Below are the records; locate each line with the word "true" and copy it.

--- start ---

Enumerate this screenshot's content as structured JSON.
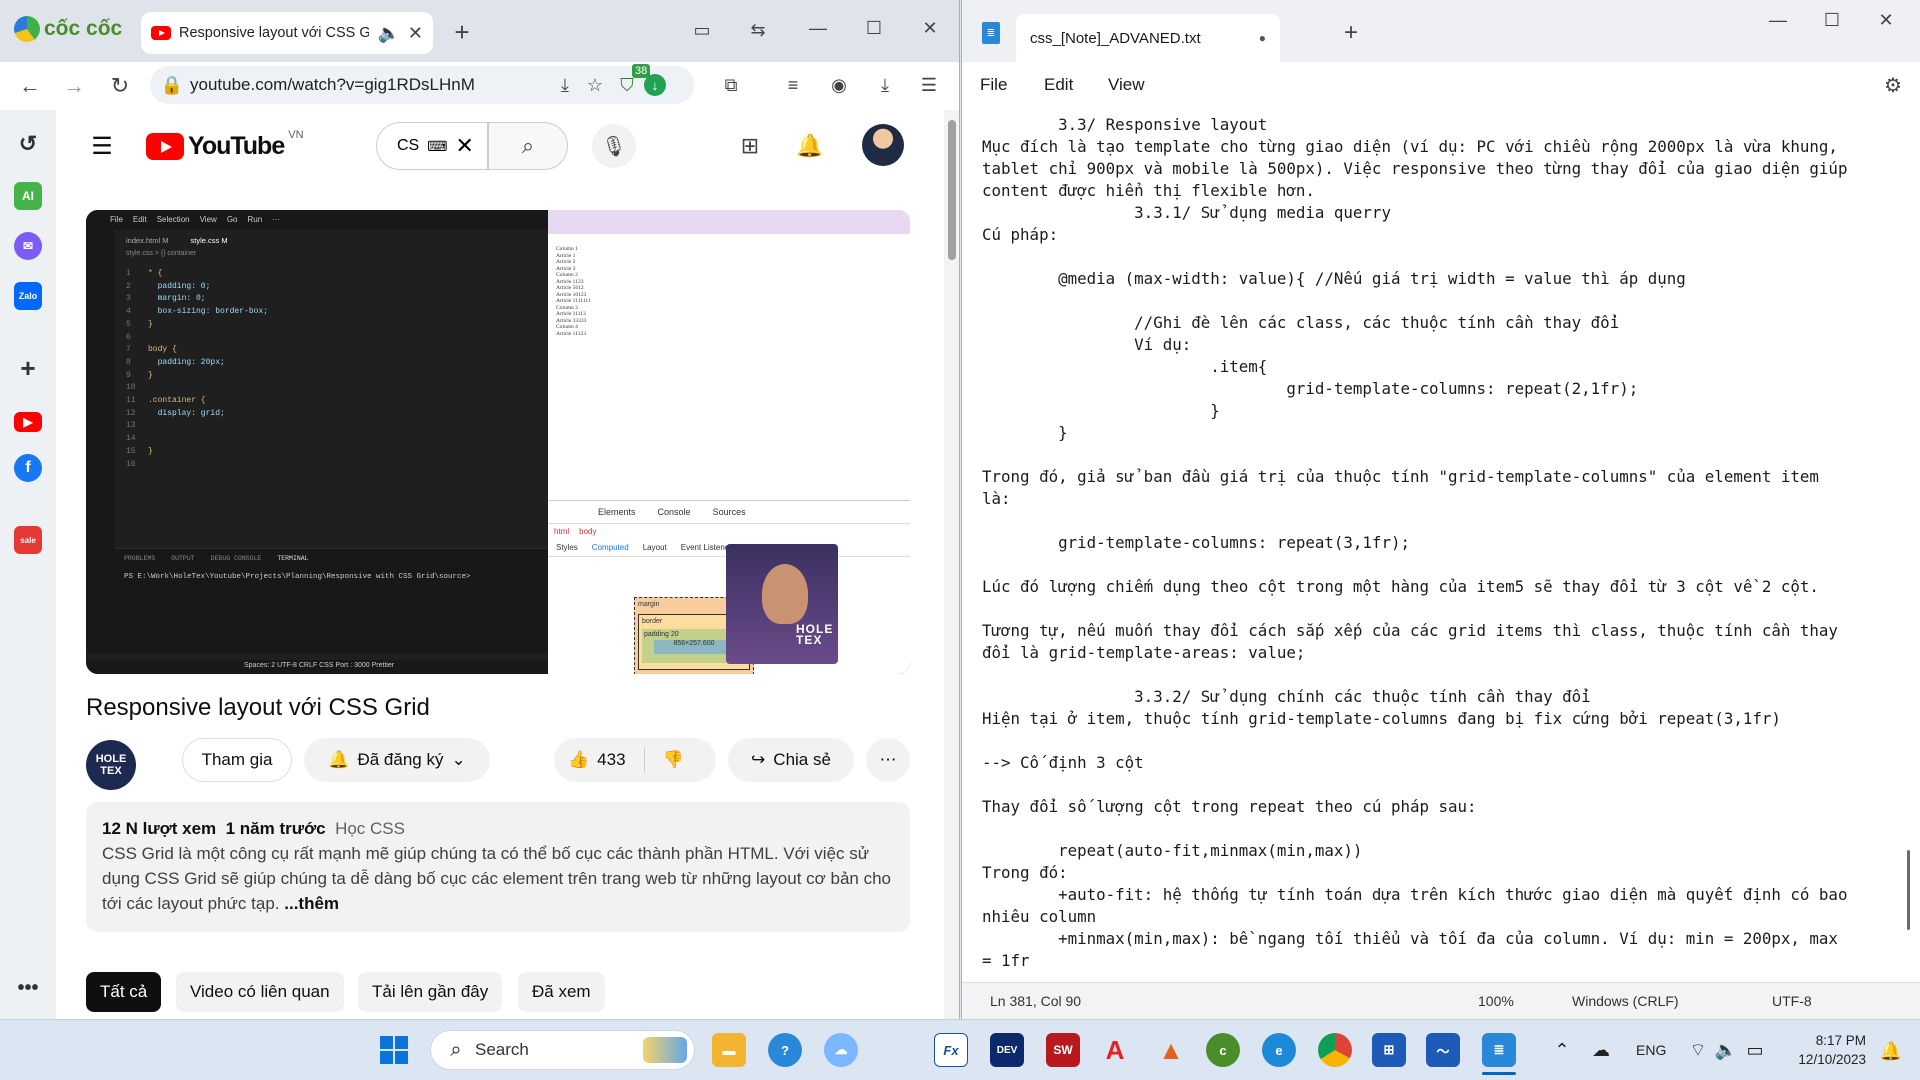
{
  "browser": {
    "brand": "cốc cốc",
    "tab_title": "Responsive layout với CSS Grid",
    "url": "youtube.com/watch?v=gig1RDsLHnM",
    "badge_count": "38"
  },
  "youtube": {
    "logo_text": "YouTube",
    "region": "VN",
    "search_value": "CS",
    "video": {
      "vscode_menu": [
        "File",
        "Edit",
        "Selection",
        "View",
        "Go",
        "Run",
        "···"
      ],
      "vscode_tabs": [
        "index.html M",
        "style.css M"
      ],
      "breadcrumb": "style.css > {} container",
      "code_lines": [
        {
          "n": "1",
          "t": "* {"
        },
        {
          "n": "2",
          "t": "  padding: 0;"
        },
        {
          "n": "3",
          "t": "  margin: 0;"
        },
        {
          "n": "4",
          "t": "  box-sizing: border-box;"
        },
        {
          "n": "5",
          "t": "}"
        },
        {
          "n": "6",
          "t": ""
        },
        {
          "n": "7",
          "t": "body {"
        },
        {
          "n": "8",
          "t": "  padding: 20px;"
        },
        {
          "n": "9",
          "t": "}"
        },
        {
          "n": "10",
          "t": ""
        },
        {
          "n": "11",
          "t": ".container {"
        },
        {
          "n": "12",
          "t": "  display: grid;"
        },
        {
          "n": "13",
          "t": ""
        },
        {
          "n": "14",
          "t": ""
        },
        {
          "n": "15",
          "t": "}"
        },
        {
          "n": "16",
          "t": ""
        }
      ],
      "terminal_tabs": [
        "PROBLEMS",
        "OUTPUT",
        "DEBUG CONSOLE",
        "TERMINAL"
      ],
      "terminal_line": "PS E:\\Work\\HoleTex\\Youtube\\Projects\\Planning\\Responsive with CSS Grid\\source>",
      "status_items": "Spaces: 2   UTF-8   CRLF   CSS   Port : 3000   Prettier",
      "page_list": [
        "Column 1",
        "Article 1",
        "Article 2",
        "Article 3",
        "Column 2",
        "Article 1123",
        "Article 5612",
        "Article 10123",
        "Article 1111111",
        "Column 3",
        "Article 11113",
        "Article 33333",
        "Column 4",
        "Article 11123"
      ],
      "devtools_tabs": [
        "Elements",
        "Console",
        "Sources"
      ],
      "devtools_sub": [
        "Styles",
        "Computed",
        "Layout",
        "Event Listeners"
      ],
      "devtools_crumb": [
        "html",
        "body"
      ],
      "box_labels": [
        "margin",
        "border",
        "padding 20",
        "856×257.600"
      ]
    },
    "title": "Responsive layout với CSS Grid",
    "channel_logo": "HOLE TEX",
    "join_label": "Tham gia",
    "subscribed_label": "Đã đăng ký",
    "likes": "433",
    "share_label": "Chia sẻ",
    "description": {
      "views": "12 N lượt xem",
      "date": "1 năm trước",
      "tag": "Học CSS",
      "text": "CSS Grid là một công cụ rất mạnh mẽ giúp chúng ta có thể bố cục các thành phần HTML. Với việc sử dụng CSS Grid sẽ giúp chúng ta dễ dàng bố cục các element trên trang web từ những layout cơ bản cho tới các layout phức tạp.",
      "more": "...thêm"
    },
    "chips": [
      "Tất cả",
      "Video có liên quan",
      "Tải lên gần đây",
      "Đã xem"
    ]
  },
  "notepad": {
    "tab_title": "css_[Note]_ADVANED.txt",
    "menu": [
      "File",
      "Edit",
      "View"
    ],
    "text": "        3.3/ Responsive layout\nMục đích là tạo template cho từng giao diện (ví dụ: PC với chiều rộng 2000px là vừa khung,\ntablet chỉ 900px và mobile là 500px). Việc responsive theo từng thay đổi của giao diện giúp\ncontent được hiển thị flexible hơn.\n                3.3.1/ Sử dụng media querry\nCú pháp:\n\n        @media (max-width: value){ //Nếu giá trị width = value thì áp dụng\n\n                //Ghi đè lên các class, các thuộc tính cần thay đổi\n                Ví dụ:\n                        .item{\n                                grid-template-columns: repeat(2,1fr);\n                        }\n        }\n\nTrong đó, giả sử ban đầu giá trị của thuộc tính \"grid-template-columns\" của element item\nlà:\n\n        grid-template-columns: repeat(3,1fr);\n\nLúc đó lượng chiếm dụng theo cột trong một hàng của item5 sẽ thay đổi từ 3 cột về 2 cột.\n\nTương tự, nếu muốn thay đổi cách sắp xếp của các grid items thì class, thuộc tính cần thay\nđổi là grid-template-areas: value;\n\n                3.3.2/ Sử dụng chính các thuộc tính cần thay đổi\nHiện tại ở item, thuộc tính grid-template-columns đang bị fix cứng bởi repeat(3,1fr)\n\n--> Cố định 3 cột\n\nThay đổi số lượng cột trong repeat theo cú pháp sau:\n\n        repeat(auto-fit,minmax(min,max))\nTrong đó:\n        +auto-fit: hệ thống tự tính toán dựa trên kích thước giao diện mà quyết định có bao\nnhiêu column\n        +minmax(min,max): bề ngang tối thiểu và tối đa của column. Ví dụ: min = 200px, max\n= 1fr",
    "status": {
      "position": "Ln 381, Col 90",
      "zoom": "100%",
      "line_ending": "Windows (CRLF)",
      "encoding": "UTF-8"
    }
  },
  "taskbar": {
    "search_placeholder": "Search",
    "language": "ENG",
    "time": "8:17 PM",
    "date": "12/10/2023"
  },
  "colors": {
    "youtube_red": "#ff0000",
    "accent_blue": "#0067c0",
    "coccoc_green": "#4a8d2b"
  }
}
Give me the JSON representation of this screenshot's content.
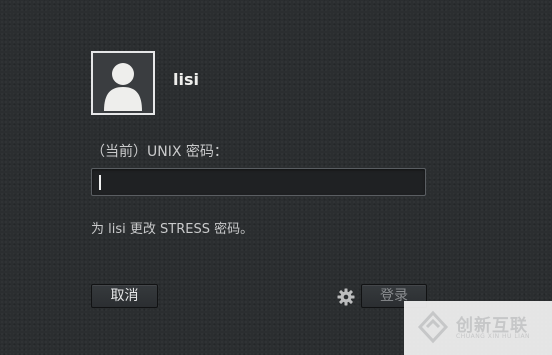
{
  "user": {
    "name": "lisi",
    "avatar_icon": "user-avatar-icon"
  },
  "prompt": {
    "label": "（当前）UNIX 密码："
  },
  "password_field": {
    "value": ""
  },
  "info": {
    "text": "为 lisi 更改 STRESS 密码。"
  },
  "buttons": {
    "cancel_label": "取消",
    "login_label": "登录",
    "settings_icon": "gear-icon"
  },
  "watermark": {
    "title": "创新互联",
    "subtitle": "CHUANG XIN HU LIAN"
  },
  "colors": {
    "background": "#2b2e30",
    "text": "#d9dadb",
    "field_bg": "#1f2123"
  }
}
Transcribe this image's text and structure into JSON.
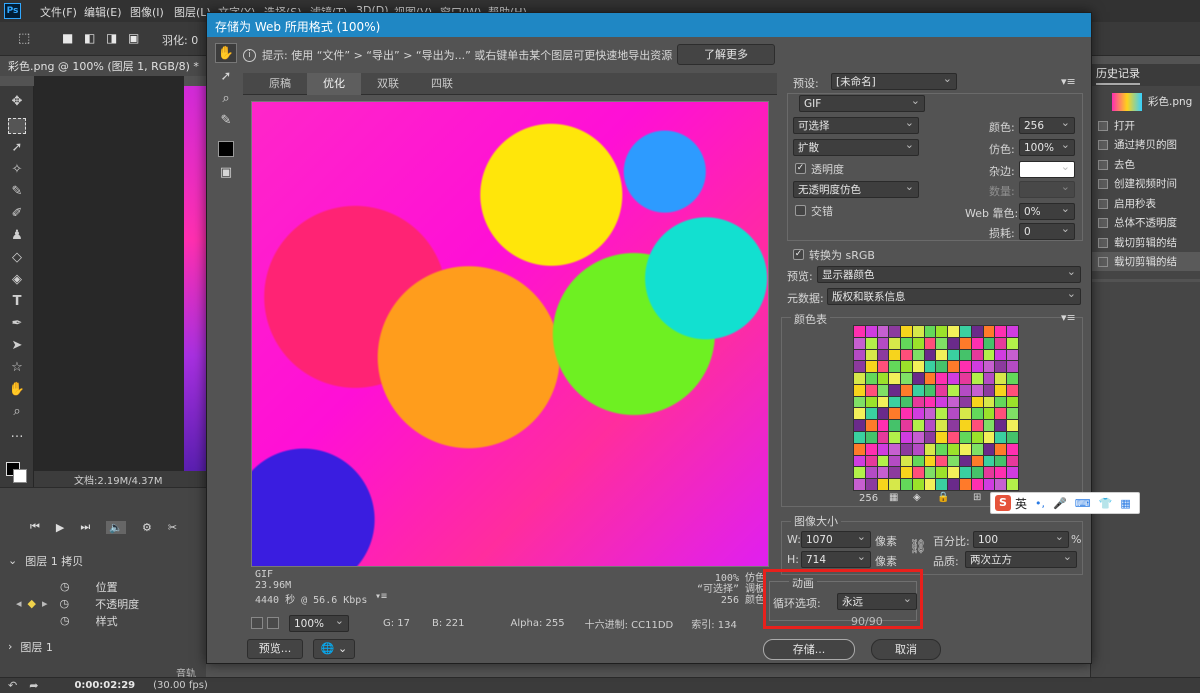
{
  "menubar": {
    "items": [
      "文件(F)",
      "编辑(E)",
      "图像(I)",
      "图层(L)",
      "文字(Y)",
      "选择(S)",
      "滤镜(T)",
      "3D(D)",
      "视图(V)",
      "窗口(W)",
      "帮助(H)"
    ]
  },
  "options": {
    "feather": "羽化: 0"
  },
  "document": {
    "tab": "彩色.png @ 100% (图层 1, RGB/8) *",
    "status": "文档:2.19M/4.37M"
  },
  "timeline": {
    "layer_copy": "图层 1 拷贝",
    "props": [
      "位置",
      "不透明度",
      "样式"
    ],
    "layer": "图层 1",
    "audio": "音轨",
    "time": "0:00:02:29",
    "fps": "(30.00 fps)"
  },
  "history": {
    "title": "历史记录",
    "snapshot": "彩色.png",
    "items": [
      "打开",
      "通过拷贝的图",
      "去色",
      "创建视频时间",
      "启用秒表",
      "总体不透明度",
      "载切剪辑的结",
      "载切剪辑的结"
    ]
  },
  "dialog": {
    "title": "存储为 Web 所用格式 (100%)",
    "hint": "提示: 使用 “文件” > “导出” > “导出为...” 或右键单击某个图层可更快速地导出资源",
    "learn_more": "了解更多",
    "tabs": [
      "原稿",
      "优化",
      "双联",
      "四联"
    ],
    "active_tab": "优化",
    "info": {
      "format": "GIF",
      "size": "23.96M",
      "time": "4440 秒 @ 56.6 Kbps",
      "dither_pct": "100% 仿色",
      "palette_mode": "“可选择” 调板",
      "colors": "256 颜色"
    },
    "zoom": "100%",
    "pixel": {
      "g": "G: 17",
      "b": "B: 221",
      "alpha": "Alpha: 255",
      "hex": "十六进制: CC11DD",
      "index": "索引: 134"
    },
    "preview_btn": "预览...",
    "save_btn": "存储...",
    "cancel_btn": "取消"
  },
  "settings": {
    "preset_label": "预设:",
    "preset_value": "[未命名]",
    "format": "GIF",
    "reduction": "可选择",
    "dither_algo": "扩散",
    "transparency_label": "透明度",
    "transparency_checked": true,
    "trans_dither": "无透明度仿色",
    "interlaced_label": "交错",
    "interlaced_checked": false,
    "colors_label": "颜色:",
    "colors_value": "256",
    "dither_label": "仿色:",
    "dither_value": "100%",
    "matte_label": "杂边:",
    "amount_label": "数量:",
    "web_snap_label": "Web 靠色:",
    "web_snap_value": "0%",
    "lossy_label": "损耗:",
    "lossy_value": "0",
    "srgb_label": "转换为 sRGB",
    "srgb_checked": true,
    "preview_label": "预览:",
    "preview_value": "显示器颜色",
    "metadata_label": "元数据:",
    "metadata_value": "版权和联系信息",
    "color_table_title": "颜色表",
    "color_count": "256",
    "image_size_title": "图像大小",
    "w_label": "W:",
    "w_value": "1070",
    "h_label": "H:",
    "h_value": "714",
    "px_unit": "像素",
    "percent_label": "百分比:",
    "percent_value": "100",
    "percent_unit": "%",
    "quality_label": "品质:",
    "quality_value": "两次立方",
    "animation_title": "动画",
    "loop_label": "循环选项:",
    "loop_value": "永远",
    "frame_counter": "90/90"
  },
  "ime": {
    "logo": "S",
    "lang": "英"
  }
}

--- end ---

## Final result
    "transparency_checked": true,
    "srgb_checked": true,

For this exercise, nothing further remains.